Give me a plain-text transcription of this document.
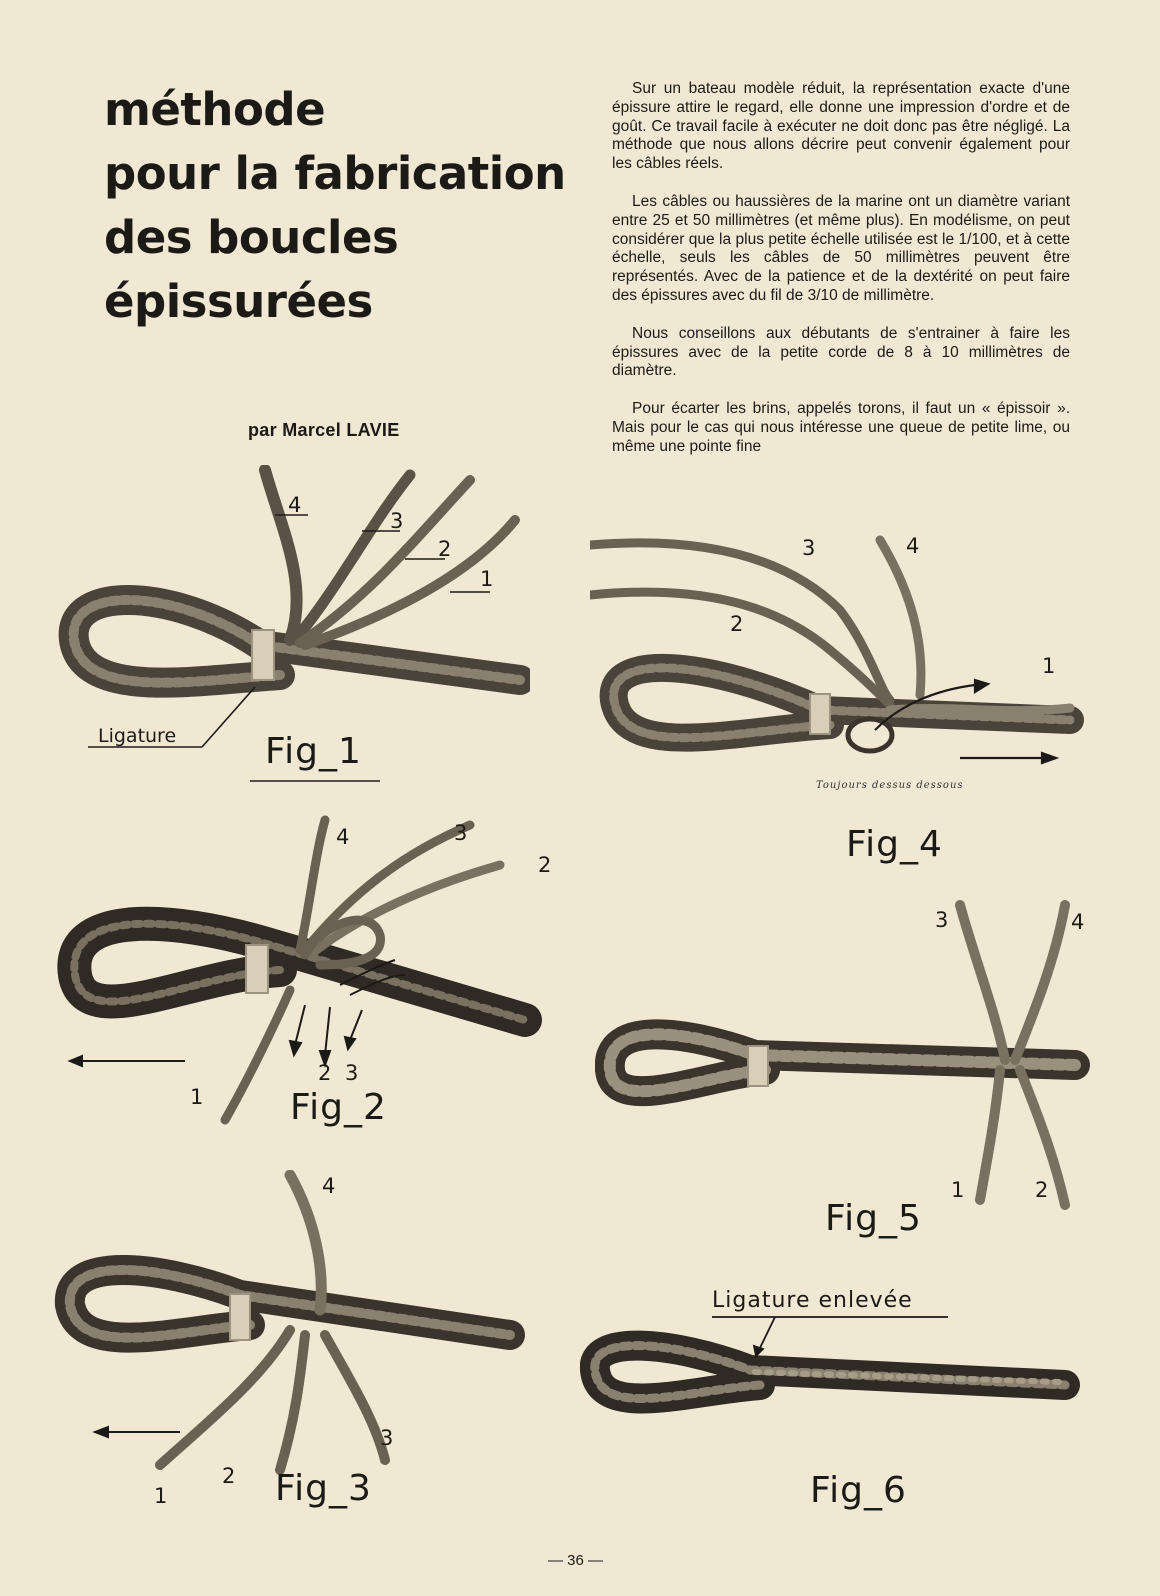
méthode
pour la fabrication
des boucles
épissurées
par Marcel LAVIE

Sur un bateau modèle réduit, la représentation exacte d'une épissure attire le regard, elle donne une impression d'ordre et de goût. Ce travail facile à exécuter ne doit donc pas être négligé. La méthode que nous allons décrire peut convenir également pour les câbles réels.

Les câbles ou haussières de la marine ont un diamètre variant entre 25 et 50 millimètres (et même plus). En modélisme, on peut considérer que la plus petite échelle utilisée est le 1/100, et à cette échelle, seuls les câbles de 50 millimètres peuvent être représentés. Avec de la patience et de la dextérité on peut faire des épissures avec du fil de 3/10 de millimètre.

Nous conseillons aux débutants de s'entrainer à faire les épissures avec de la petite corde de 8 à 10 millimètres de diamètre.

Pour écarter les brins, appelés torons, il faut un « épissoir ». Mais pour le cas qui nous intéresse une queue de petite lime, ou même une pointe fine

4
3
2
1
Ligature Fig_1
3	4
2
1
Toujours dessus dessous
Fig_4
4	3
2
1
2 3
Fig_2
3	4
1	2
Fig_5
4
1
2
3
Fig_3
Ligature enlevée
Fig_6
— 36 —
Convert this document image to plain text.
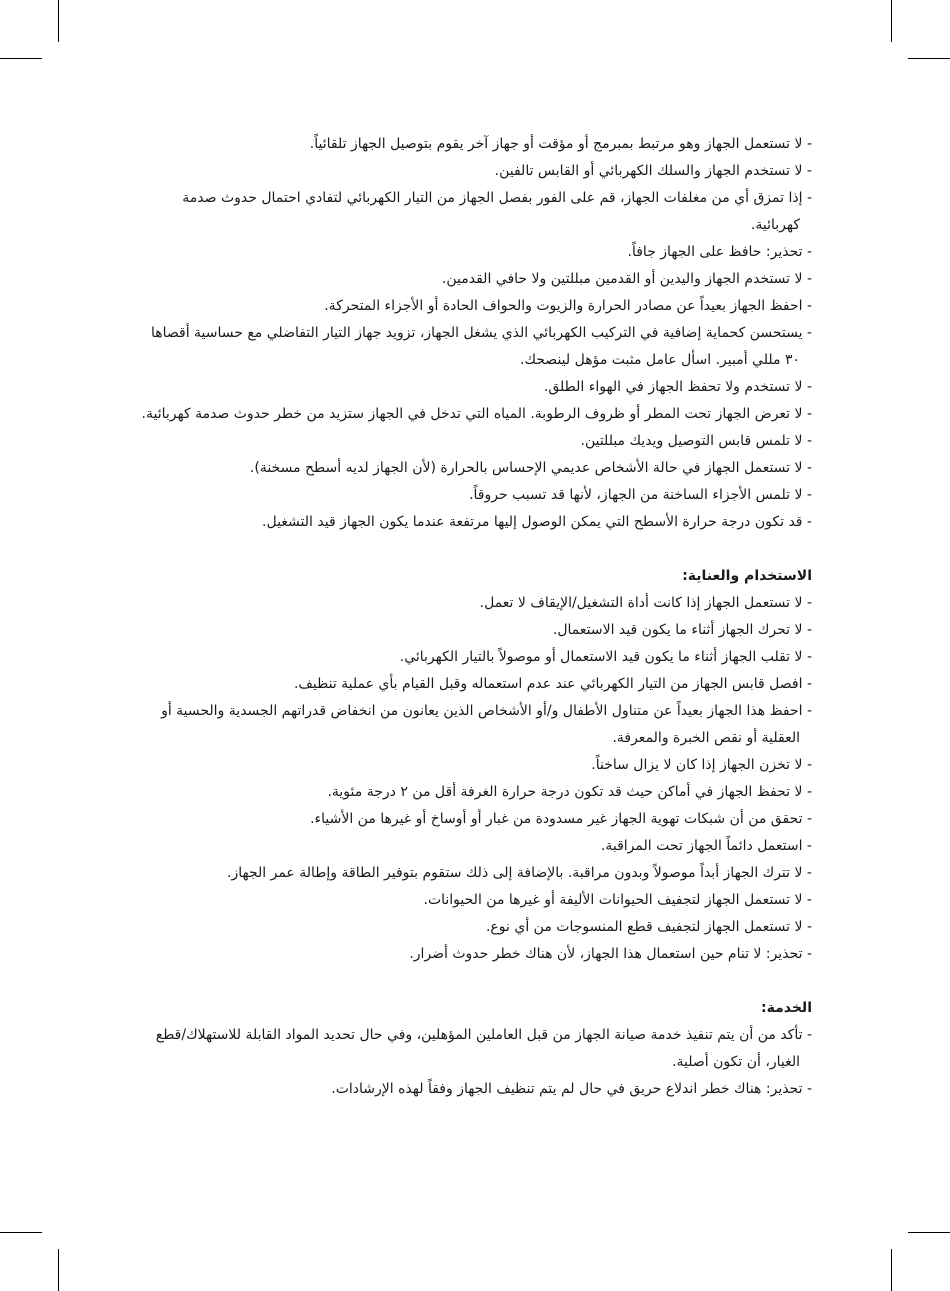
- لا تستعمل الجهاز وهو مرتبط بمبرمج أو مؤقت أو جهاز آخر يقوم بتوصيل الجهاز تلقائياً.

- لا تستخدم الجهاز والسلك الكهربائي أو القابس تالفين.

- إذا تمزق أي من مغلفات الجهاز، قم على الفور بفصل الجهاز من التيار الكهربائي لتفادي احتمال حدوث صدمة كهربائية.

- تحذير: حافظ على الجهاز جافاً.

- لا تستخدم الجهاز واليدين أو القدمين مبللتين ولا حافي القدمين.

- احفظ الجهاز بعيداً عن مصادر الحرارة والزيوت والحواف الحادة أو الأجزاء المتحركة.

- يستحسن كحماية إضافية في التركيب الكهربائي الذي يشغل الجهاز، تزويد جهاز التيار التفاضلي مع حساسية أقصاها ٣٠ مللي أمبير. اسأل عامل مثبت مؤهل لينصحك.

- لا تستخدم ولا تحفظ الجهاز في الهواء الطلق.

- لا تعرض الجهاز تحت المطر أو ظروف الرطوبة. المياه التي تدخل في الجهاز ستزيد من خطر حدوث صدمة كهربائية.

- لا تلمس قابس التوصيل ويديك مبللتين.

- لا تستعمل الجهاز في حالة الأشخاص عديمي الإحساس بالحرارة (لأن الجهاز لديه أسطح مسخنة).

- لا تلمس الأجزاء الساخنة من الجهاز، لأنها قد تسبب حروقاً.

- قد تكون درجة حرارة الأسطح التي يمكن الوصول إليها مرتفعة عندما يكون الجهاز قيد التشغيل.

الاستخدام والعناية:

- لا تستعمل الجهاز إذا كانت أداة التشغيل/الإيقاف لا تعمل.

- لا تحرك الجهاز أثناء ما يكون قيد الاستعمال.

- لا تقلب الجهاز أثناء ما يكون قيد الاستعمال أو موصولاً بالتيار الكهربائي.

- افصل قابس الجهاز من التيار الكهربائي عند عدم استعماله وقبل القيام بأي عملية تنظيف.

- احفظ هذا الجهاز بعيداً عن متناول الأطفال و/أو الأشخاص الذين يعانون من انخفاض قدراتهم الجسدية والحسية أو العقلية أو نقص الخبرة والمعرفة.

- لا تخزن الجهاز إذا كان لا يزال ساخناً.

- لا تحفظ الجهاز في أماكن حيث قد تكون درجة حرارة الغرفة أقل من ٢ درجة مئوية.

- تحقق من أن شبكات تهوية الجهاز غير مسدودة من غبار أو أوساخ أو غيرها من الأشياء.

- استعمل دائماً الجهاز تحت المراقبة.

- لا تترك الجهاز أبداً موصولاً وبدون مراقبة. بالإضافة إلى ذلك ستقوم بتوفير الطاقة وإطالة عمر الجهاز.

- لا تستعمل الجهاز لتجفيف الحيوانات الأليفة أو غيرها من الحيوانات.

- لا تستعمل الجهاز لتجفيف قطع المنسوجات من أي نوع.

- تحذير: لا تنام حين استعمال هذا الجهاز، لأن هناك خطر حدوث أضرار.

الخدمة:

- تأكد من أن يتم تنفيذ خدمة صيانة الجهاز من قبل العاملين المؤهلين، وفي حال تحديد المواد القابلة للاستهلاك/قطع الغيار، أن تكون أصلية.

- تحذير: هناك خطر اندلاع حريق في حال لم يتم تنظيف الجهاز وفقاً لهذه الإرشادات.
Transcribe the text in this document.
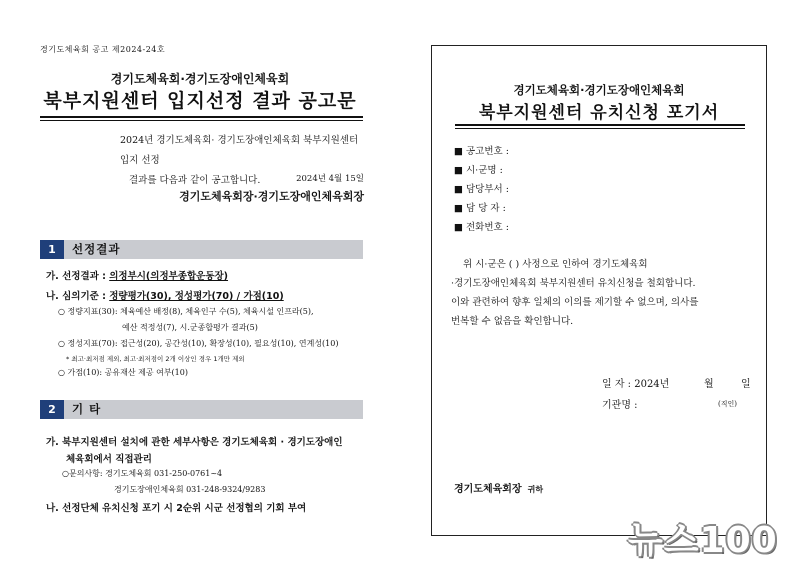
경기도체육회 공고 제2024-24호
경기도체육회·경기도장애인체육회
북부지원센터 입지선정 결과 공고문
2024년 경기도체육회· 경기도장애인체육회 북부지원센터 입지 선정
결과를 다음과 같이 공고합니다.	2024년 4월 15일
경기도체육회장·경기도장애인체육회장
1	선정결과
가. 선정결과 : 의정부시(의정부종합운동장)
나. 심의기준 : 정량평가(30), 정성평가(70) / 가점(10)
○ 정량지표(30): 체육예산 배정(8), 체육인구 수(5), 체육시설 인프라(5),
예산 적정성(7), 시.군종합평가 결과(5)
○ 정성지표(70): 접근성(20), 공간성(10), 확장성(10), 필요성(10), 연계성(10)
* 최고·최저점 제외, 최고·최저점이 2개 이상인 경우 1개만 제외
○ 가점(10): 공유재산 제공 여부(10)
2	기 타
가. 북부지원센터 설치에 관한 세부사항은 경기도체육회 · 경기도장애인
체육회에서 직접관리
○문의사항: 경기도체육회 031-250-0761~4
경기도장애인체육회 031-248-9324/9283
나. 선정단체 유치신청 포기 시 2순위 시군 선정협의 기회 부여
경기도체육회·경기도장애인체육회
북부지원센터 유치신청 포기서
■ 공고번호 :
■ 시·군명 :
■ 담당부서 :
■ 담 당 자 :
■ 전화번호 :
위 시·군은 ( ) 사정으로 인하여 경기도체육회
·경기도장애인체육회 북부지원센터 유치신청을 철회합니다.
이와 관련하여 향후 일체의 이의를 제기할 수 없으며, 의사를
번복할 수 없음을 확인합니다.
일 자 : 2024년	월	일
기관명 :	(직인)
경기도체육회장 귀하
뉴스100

══════════

#### YOUR GOAL:
Copy, from the material, each line that holds the string "بعيدا".

#### SOLVED EXERCISE:
- احفظ الجهاز بعيداً عن مصادر الحرارة والزيوت والحواف الحادة أو الأجزاء المتحركة.
- احفظ هذا الجهاز بعيداً عن متناول الأطفال و/أو الأشخاص الذين يعانون من انخفاض قدراتهم الجسدية والحسية أو العقلية أو نقص الخبرة والمعرفة.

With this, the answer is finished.